WRITTEN REQUEST. Skip the pictures and quote all of the lines exactly.

RAW DATA.
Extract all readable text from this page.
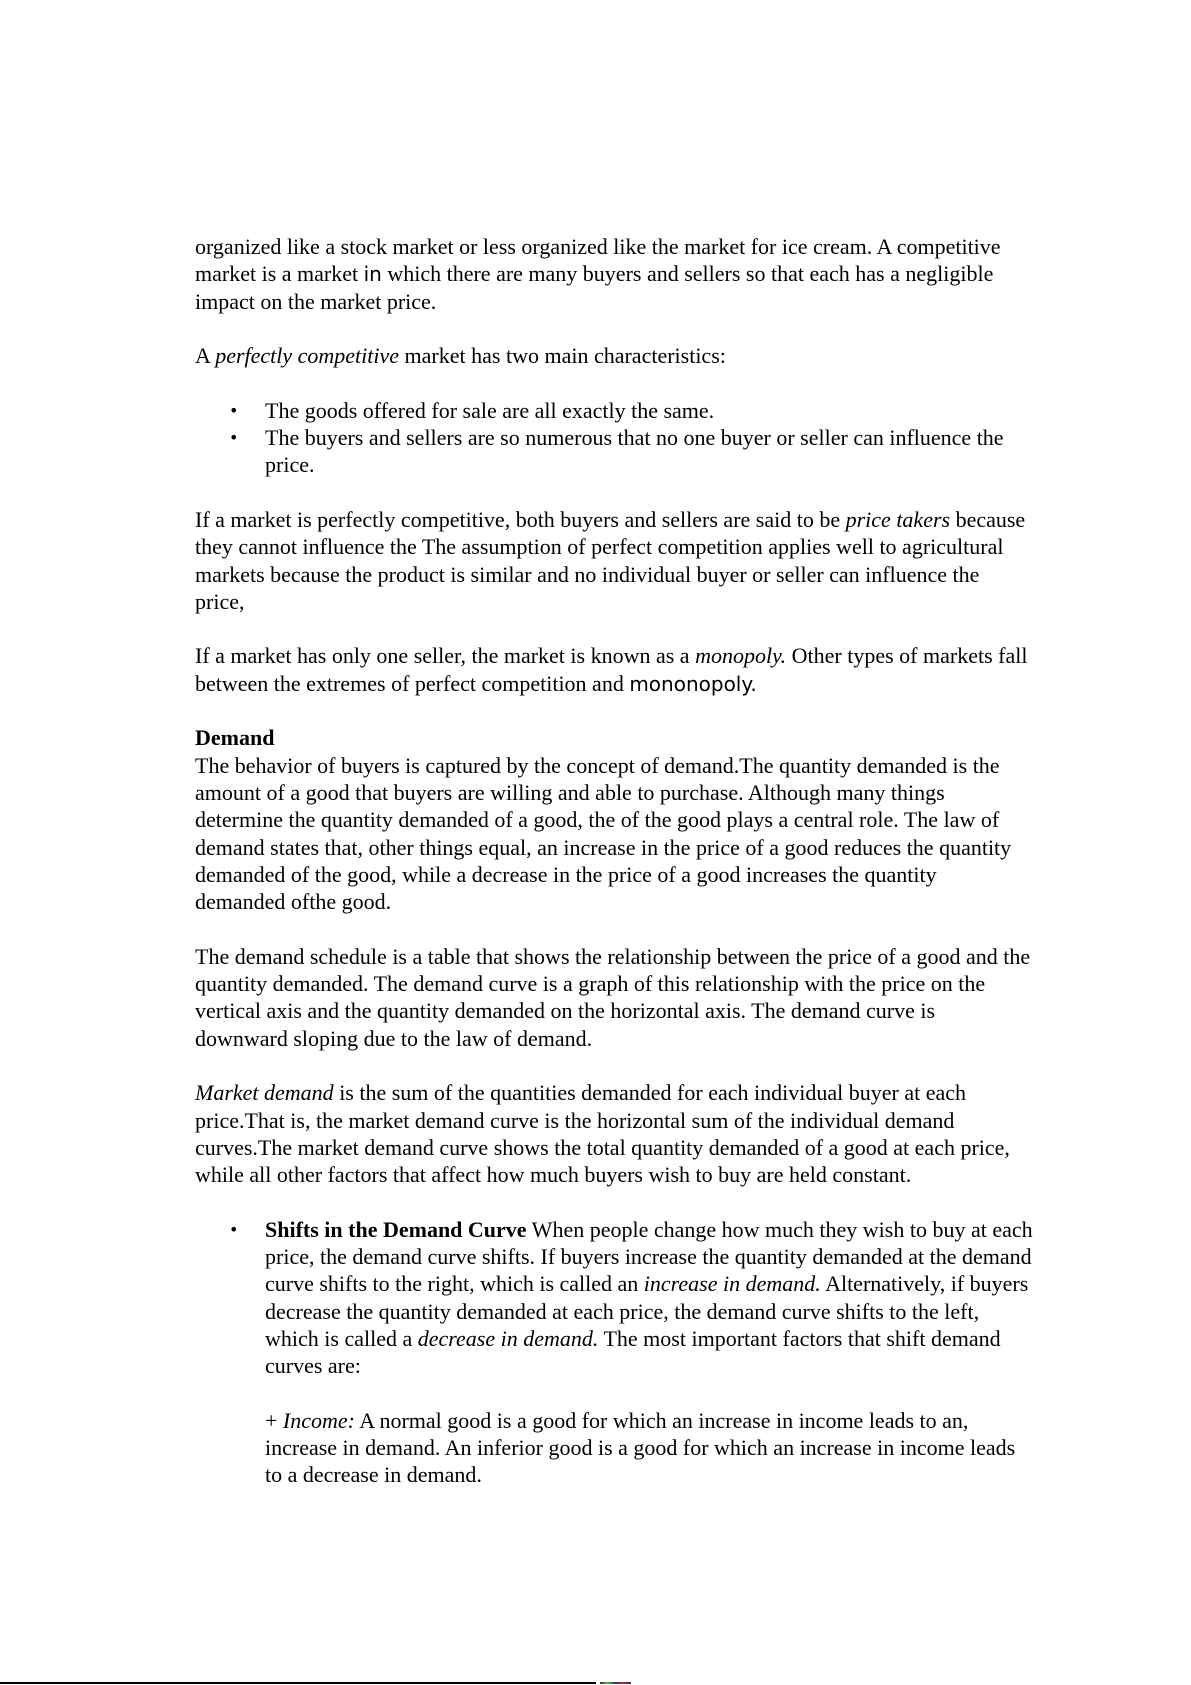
organized like a stock market or less organized like the market for ice cream. A competitive
market is a market in which there are many buyers and sellers so that each has a negligible
impact on the market price.
A perfectly competitive market has two main characteristics:
• The goods offered for sale are all exactly the same.
• The buyers and sellers are so numerous that no one buyer or seller can influence the
price.
If a market is perfectly competitive, both buyers and sellers are said to be price takers because
they cannot influence the The assumption of perfect competition applies well to agricultural
markets because the product is similar and no individual buyer or seller can influence the
price,
If a market has only one seller, the market is known as a monopoly. Other types of markets fall
between the extremes of perfect competition and mononopoly.
Demand
The behavior of buyers is captured by the concept of demand.The quantity demanded is the
amount of a good that buyers are willing and able to purchase. Although many things
determine the quantity demanded of a good, the of the good plays a central role. The law of
demand states that, other things equal, an increase in the price of a good reduces the quantity
demanded of the good, while a decrease in the price of a good increases the quantity
demanded ofthe good.
The demand schedule is a table that shows the relationship between the price of a good and the
quantity demanded. The demand curve is a graph of this relationship with the price on the
vertical axis and the quantity demanded on the horizontal axis. The demand curve is
downward sloping due to the law of demand.
Market demand is the sum of the quantities demanded for each individual buyer at each
price.That is, the market demand curve is the horizontal sum of the individual demand
curves.The market demand curve shows the total quantity demanded of a good at each price,
while all other factors that affect how much buyers wish to buy are held constant.
• Shifts in the Demand Curve When people change how much they wish to buy at each
price, the demand curve shifts. If buyers increase the quantity demanded at the demand
curve shifts to the right, which is called an increase in demand. Alternatively, if buyers
decrease the quantity demanded at each price, the demand curve shifts to the left,
which is called a decrease in demand. The most important factors that shift demand
curves are:
+ Income: A normal good is a good for which an increase in income leads to an,
increase in demand. An inferior good is a good for which an increase in income leads
to a decrease in demand.
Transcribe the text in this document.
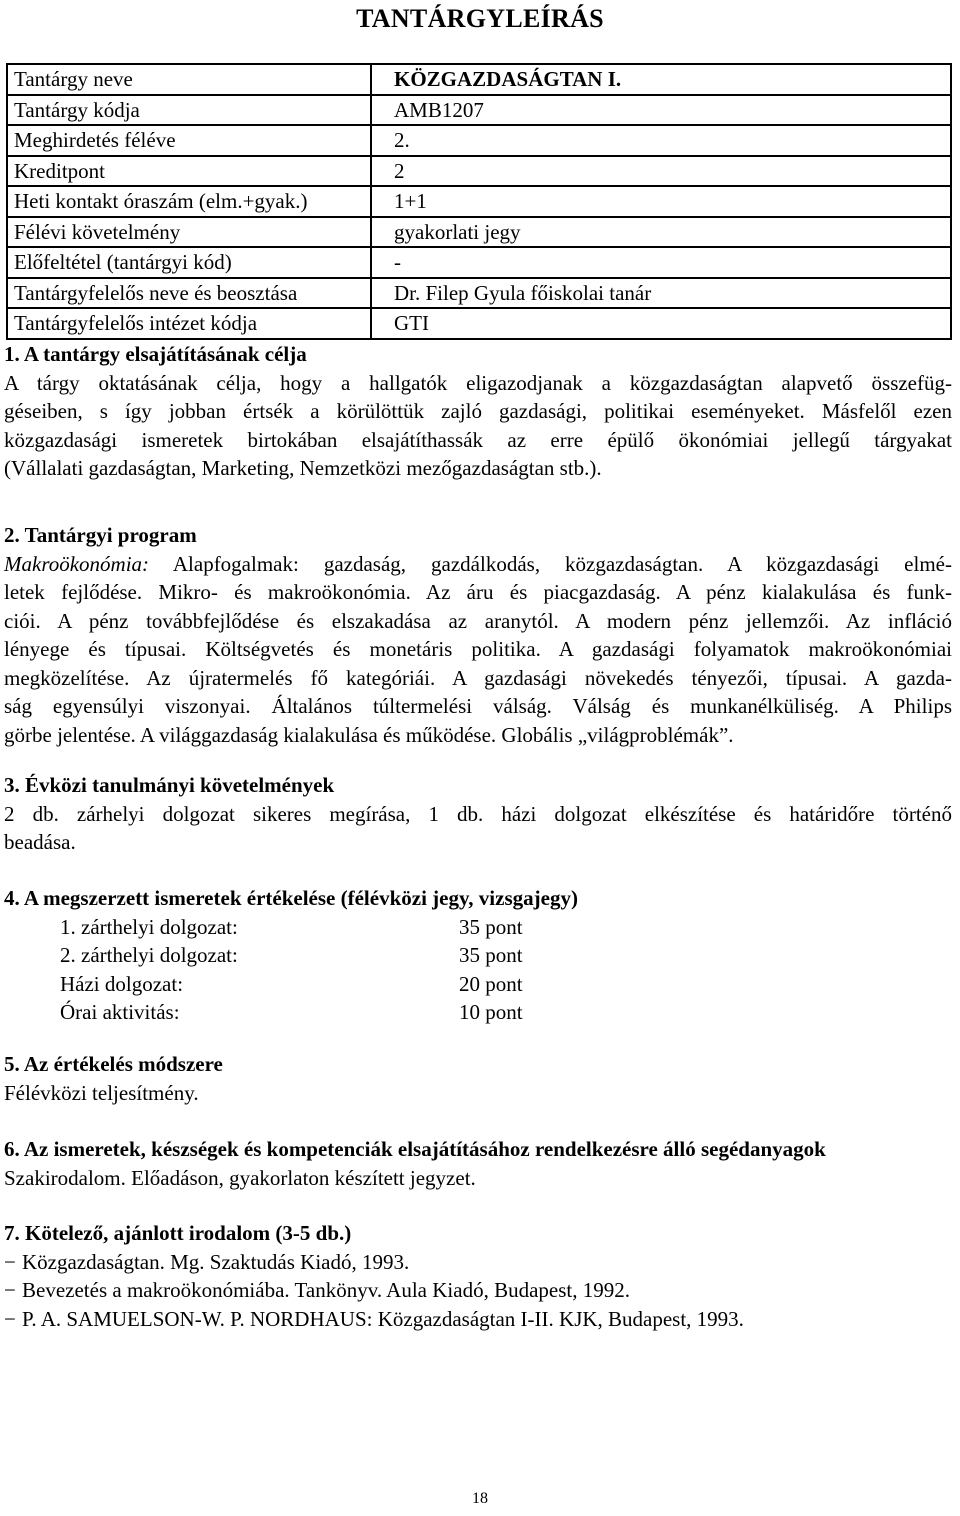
TANTÁRGYLEÍRÁS
Tantárgy neve	KÖZGAZDASÁGTAN I.
Tantárgy kódja	AMB1207
Meghirdetés féléve	2.
Kreditpont	2
Heti kontakt óraszám (elm.+gyak.)	1+1
Félévi követelmény	gyakorlati jegy
Előfeltétel (tantárgyi kód)	-
Tantárgyfelelős neve és beosztása	Dr. Filep Gyula főiskolai tanár
Tantárgyfelelős intézet kódja	GTI
1. A tantárgy elsajátításának célja
A tárgy oktatásának célja, hogy a hallgatók eligazodjanak a közgazdaságtan alapvető összefüg-
géseiben, s így jobban értsék a körülöttük zajló gazdasági, politikai eseményeket. Másfelől ezen
közgazdasági ismeretek birtokában elsajátíthassák az erre épülő ökonómiai jellegű tárgyakat
(Vállalati gazdaságtan, Marketing, Nemzetközi mezőgazdaságtan stb.).
2. Tantárgyi program
Makroökonómia: Alapfogalmak: gazdaság, gazdálkodás, közgazdaságtan. A közgazdasági elmé-
letek fejlődése. Mikro- és makroökonómia. Az áru és piacgazdaság. A pénz kialakulása és funk-
ciói. A pénz továbbfejlődése és elszakadása az aranytól. A modern pénz jellemzői. Az infláció
lényege és típusai. Költségvetés és monetáris politika. A gazdasági folyamatok makroökonómiai
megközelítése. Az újratermelés fő kategóriái. A gazdasági növekedés tényezői, típusai. A gazda-
ság egyensúlyi viszonyai. Általános túltermelési válság. Válság és munkanélküliség. A Philips
görbe jelentése. A világgazdaság kialakulása és működése. Globális „világproblémák”.
3. Évközi tanulmányi követelmények
2 db. zárhelyi dolgozat sikeres megírása, 1 db. házi dolgozat elkészítése és határidőre történő
beadása.
4. A megszerzett ismeretek értékelése (félévközi jegy, vizsgajegy)
1. zárthelyi dolgozat:	35 pont
2. zárthelyi dolgozat:	35 pont
Házi dolgozat:	20 pont
Órai aktivitás:	10 pont
5. Az értékelés módszere
Félévközi teljesítmény.
6. Az ismeretek, készségek és kompetenciák elsajátításához rendelkezésre álló segédanyagok
Szakirodalom. Előadáson, gyakorlaton készített jegyzet.
7. Kötelező, ajánlott irodalom (3-5 db.)
− Közgazdaságtan. Mg. Szaktudás Kiadó, 1993.
− Bevezetés a makroökonómiába. Tankönyv. Aula Kiadó, Budapest, 1992.
− P. A. SAMUELSON-W. P. NORDHAUS: Közgazdaságtan I-II. KJK, Budapest, 1993.
18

SOLVED PROBLEM.
Extract all readable text from this page.
organized like a stock market or less organized like the market for ice cream. A competitive
market is a market in which there are many buyers and sellers so that each has a negligible
impact on the market price.
A perfectly competitive market has two main characteristics:
• The goods offered for sale are all exactly the same.
• The buyers and sellers are so numerous that no one buyer or seller can influence the
price.
If a market is perfectly competitive, both buyers and sellers are said to be price takers because
they cannot influence the The assumption of perfect competition applies well to agricultural
markets because the product is similar and no individual buyer or seller can influence the
price,
If a market has only one seller, the market is known as a monopoly. Other types of markets fall
between the extremes of perfect competition and mononopoly.
Demand
The behavior of buyers is captured by the concept of demand.The quantity demanded is the
amount of a good that buyers are willing and able to purchase. Although many things
determine the quantity demanded of a good, the of the good plays a central role. The law of
demand states that, other things equal, an increase in the price of a good reduces the quantity
demanded of the good, while a decrease in the price of a good increases the quantity
demanded ofthe good.
The demand schedule is a table that shows the relationship between the price of a good and the
quantity demanded. The demand curve is a graph of this relationship with the price on the
vertical axis and the quantity demanded on the horizontal axis. The demand curve is
downward sloping due to the law of demand.
Market demand is the sum of the quantities demanded for each individual buyer at each
price.That is, the market demand curve is the horizontal sum of the individual demand
curves.The market demand curve shows the total quantity demanded of a good at each price,
while all other factors that affect how much buyers wish to buy are held constant.
• Shifts in the Demand Curve When people change how much they wish to buy at each
price, the demand curve shifts. If buyers increase the quantity demanded at the demand
curve shifts to the right, which is called an increase in demand. Alternatively, if buyers
decrease the quantity demanded at each price, the demand curve shifts to the left,
which is called a decrease in demand. The most important factors that shift demand
curves are:
+ Income: A normal good is a good for which an increase in income leads to an,
increase in demand. An inferior good is a good for which an increase in income leads
to a decrease in demand.
Transcribe the text in this document.
TANTÁRGYLEÍRÁS
Tantárgy neve	KÖZGAZDASÁGTAN I.
Tantárgy kódja	AMB1207
Meghirdetés féléve	2.
Kreditpont	2
Heti kontakt óraszám (elm.+gyak.)	1+1
Félévi követelmény	gyakorlati jegy
Előfeltétel (tantárgyi kód)	-
Tantárgyfelelős neve és beosztása	Dr. Filep Gyula főiskolai tanár
Tantárgyfelelős intézet kódja	GTI
1. A tantárgy elsajátításának célja
A tárgy oktatásának célja, hogy a hallgatók eligazodjanak a közgazdaságtan alapvető összefüg-
géseiben, s így jobban értsék a körülöttük zajló gazdasági, politikai eseményeket. Másfelől ezen
közgazdasági ismeretek birtokában elsajátíthassák az erre épülő ökonómiai jellegű tárgyakat
(Vállalati gazdaságtan, Marketing, Nemzetközi mezőgazdaságtan stb.).
2. Tantárgyi program
Makroökonómia: Alapfogalmak: gazdaság, gazdálkodás, közgazdaságtan. A közgazdasági elmé-
letek fejlődése. Mikro- és makroökonómia. Az áru és piacgazdaság. A pénz kialakulása és funk-
ciói. A pénz továbbfejlődése és elszakadása az aranytól. A modern pénz jellemzői. Az infláció
lényege és típusai. Költségvetés és monetáris politika. A gazdasági folyamatok makroökonómiai
megközelítése. Az újratermelés fő kategóriái. A gazdasági növekedés tényezői, típusai. A gazda-
ság egyensúlyi viszonyai. Általános túltermelési válság. Válság és munkanélküliség. A Philips
görbe jelentése. A világgazdaság kialakulása és működése. Globális „világproblémák”.
3. Évközi tanulmányi követelmények
2 db. zárhelyi dolgozat sikeres megírása, 1 db. házi dolgozat elkészítése és határidőre történő
beadása.
4. A megszerzett ismeretek értékelése (félévközi jegy, vizsgajegy)
1. zárthelyi dolgozat:	35 pont
2. zárthelyi dolgozat:	35 pont
Házi dolgozat:	20 pont
Órai aktivitás:	10 pont
5. Az értékelés módszere
Félévközi teljesítmény.
6. Az ismeretek, készségek és kompetenciák elsajátításához rendelkezésre álló segédanyagok
Szakirodalom. Előadáson, gyakorlaton készített jegyzet.
7. Kötelező, ajánlott irodalom (3-5 db.)
− Közgazdaságtan. Mg. Szaktudás Kiadó, 1993.
− Bevezetés a makroökonómiába. Tankönyv. Aula Kiadó, Budapest, 1992.
− P. A. SAMUELSON-W. P. NORDHAUS: Közgazdaságtan I-II. KJK, Budapest, 1993.
18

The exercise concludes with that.